Das Programm macht auch die Bruchstellen zwischen spätromantischer Schule und aufbrechender Avantgarde deutlich. Für letztere steht hier Arnold Schönberg als Komponist wie als Lehrer. Selbst Schüler Alexander von Zemlinskys, nahm er als junger Mann Einflüsse von Wagner und Brahms auf, um dann mit der Zwölftonmusik radikale neue Wege zu gehen, was hier im Mädchenlied (1933) zu hören ist. Zu seinen griechischen Meisterschülern zählten Nikos Skalkottas (1904-49) und (indirekt) der nachmals bedeutende Dirigent Dimitri Mitropoulos (1896-1960). Die Traditionalisten der „Münchner Schule“, Anton Beer-Walbrunn und Ludwig Thuille, hatten prägenden Einfluß auf Emilios Riadis (1880-1935) bzw. Dimitris Lialios (1869-1940). Letzterer ist hier mit einer Heine-Vertonung in deutscher Sprache vertreten (Es erklingt wie Liebestöne). Bei Riadis sind auch Einflüsse seines Pariser Lehrers Maurice Ravel erkennbar (Tochter aus Missiri).

▶ Aufgaben zur Übung
**A.** Bring den Absatz „Das Programm macht auch“ aus dem Text über Schönberg und seine Schüler in eine kurze Liste, die alle wichtigen Fakten enthält.
**B.** Aktualisiere in den Datensätzen den Abschnitt vom Anfang bis einschließlich der Zeile mit „909, 1478, 931]“: Ersetze „interactable“ durch „clickable“ und gib nur diese Zeilen aus, sonst unverändert.
Der Text und die Datensätze haben nichts miteinander zu tun.

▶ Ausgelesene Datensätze
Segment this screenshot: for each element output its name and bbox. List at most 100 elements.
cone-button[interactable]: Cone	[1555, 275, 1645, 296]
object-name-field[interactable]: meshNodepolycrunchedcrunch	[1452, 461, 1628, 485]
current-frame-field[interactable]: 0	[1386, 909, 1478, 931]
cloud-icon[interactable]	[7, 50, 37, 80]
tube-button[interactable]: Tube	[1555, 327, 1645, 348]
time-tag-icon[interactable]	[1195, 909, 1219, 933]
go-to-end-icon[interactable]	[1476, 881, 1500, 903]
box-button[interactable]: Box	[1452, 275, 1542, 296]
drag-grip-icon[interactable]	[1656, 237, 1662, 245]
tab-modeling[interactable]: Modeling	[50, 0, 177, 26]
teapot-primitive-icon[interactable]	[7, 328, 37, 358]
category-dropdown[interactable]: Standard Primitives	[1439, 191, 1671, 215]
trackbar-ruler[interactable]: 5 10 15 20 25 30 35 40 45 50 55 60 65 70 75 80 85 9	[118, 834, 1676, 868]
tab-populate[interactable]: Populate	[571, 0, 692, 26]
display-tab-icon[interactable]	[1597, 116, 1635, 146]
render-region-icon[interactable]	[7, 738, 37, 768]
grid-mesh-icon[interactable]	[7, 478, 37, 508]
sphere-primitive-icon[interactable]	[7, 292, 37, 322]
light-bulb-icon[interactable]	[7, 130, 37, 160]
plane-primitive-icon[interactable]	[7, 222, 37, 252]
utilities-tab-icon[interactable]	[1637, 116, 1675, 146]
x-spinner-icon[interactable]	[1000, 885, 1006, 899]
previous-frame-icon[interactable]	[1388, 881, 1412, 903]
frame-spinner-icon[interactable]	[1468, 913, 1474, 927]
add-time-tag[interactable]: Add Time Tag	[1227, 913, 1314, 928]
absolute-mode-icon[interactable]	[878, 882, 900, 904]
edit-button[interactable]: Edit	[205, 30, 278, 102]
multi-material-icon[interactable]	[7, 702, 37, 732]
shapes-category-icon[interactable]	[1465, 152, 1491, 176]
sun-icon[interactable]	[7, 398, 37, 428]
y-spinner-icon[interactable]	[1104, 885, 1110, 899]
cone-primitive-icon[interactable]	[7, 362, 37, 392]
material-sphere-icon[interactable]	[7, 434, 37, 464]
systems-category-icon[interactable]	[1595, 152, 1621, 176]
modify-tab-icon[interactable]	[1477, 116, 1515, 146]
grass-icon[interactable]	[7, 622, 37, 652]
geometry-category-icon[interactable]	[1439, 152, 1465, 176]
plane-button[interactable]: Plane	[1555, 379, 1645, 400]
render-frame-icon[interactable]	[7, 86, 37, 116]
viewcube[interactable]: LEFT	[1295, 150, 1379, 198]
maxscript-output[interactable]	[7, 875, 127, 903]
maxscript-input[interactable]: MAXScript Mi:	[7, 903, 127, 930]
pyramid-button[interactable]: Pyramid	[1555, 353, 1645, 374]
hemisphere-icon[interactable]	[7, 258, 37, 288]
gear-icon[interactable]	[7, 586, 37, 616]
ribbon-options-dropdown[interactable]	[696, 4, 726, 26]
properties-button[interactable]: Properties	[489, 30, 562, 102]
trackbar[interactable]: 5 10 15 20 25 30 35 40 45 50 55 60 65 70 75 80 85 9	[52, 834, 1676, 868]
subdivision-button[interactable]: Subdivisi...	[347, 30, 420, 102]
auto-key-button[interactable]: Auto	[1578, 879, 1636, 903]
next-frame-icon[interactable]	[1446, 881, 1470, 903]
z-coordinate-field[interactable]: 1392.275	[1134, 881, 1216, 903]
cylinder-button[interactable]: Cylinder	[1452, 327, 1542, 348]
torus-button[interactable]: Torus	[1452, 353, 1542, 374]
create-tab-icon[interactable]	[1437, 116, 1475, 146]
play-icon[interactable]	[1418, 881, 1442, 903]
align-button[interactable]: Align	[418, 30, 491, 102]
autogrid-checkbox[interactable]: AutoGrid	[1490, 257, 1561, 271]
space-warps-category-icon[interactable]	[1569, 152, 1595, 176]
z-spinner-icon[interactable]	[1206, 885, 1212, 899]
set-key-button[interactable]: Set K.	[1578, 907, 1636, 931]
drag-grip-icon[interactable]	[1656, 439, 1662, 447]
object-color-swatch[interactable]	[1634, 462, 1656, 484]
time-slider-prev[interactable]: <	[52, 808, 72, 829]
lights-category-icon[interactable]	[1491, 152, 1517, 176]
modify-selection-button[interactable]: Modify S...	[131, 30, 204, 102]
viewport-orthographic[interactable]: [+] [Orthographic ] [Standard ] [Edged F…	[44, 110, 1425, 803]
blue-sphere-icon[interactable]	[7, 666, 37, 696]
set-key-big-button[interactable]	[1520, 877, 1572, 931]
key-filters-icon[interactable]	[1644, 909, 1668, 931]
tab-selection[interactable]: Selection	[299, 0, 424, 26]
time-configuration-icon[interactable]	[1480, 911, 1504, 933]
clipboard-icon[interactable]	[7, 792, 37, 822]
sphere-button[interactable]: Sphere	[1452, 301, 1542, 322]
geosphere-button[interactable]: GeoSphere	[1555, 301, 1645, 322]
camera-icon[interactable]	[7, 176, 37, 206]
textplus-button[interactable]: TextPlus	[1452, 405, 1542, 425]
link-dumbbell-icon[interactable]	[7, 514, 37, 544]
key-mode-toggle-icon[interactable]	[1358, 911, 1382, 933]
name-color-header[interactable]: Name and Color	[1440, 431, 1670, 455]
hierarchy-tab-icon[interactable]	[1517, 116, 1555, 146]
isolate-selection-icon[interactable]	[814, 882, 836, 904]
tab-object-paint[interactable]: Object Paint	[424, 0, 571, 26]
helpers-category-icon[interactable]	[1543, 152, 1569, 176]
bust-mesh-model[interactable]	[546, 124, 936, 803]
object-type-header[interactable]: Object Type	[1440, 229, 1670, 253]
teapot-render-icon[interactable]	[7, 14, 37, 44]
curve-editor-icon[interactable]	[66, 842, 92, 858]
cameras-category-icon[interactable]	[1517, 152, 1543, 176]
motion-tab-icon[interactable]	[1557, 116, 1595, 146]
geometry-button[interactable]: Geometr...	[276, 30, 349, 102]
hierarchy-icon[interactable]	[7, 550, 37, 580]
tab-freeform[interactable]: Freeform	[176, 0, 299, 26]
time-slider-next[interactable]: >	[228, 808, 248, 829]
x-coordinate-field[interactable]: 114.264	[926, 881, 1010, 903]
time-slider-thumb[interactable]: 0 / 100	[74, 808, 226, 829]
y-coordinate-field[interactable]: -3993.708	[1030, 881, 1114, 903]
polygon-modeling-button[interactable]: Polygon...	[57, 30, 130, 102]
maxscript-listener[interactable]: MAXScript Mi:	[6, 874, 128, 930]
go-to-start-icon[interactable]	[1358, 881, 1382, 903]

▶ Ergebnisse je Aufgabe
**A.**
- Das Programm zeigt die Bruchstellen zwischen spätromantischer Schule und aufbrechender Avantgarde.
- Für die Avantgarde steht Arnold Schönberg als Komponist und Lehrer. Er war selbst Schüler Alexander von Zemlinskys. Zuerst nahm er Einflüsse von Wagner und Brahms auf, dann ging er mit der Zwölftonmusik radikale neue Wege. Das ist im Mädchenlied (1933) zu hören.
- Zu seinen griechischen Meisterschülern zählten Nikos Skalkottas (1904-49) und, indirekt, der später bedeutende Dirigent Dimitri Mitropoulos (1896-1960).
- Die Traditionalisten der „Münchner Schule“, Anton Beer-Walbrunn und Ludwig Thuille, prägten Emilios Riadis (1880-1935) bzw. Dimitris Lialios (1869-1940).
- Lialios ist mit einer Heine-Vertonung in deutscher Sprache vertreten (Es erklingt wie Liebestöne).
- Bei Riadis sind auch Einflüsse seines Pariser Lehrers Maurice Ravel erkennbar (Tochter aus Missiri).

**B.**
Segment this screenshot: for each element output its name and bbox. List at most 100 elements.
cone-button[clickable]: Cone	[1555, 275, 1645, 296]
object-name-field[clickable]: meshNodepolycrunchedcrunch	[1452, 461, 1628, 485]
current-frame-field[clickable]: 0	[1386, 909, 1478, 931]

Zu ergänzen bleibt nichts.